YOUR TASK. Restate each of the lines given below, word for word.

[Begin RECORD SET]

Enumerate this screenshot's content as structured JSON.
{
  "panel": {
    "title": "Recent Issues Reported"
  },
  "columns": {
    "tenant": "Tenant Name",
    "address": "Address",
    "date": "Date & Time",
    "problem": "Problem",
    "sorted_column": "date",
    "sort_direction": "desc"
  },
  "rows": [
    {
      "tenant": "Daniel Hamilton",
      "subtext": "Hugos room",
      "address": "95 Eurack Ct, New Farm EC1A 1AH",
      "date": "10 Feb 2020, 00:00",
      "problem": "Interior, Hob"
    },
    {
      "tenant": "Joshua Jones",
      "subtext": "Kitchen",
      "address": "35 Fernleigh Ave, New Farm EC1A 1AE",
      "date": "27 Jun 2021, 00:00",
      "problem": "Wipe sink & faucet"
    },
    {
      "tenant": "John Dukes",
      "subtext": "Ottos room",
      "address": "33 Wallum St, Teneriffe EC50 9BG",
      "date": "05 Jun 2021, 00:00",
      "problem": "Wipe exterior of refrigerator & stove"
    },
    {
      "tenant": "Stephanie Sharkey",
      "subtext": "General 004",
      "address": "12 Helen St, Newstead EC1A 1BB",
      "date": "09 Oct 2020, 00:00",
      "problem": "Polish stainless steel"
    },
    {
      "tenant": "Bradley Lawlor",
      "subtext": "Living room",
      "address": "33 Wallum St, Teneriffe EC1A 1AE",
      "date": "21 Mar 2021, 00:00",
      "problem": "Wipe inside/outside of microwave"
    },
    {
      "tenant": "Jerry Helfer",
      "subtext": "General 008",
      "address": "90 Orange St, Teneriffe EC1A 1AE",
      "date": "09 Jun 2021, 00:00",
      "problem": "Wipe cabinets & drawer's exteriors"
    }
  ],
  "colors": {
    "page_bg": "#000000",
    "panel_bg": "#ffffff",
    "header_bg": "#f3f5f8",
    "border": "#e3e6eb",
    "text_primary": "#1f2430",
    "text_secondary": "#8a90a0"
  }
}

[End RECORD SET]

SOLVED PROBLEM.
Enumerate this screenshot's content as structured JSON.
{
  "panel": {
    "title": "Recent Issues Reported"
  },
  "columns": {
    "tenant": "Tenant Name",
    "address": "Address",
    "date": "Date & Time",
    "problem": "Problem",
    "sorted_column": "date",
    "sort_direction": "desc"
  },
  "rows": [
    {
      "tenant": "Daniel Hamilton",
      "subtext": "Hugos room",
      "address": "95 Eurack Ct, New Farm EC1A 1AH",
      "date": "10 Feb 2020, 00:00",
      "problem": "Interior, Hob"
    },
    {
      "tenant": "Joshua Jones",
      "subtext": "Kitchen",
      "address": "35 Fernleigh Ave, New Farm EC1A 1AE",
      "date": "27 Jun 2021, 00:00",
      "problem": "Wipe sink & faucet"
    },
    {
      "tenant": "John Dukes",
      "subtext": "Ottos room",
      "address": "33 Wallum St, Teneriffe EC50 9BG",
      "date": "05 Jun 2021, 00:00",
      "problem": "Wipe exterior of refrigerator & stove"
    },
    {
      "tenant": "Stephanie Sharkey",
      "subtext": "General 004",
      "address": "12 Helen St, Newstead EC1A 1BB",
      "date": "09 Oct 2020, 00:00",
      "problem": "Polish stainless steel"
    },
    {
      "tenant": "Bradley Lawlor",
      "subtext": "Living room",
      "address": "33 Wallum St, Teneriffe EC1A 1AE",
      "date": "21 Mar 2021, 00:00",
      "problem": "Wipe inside/outside of microwave"
    },
    {
      "tenant": "Jerry Helfer",
      "subtext": "General 008",
      "address": "90 Orange St, Teneriffe EC1A 1AE",
      "date": "09 Jun 2021, 00:00",
      "problem": "Wipe cabinets & drawer's exteriors"
    }
  ],
  "colors": {
    "page_bg": "#000000",
    "panel_bg": "#ffffff",
    "header_bg": "#f3f5f8",
    "border": "#e3e6eb",
    "text_primary": "#1f2430",
    "text_secondary": "#8a90a0"
  }
}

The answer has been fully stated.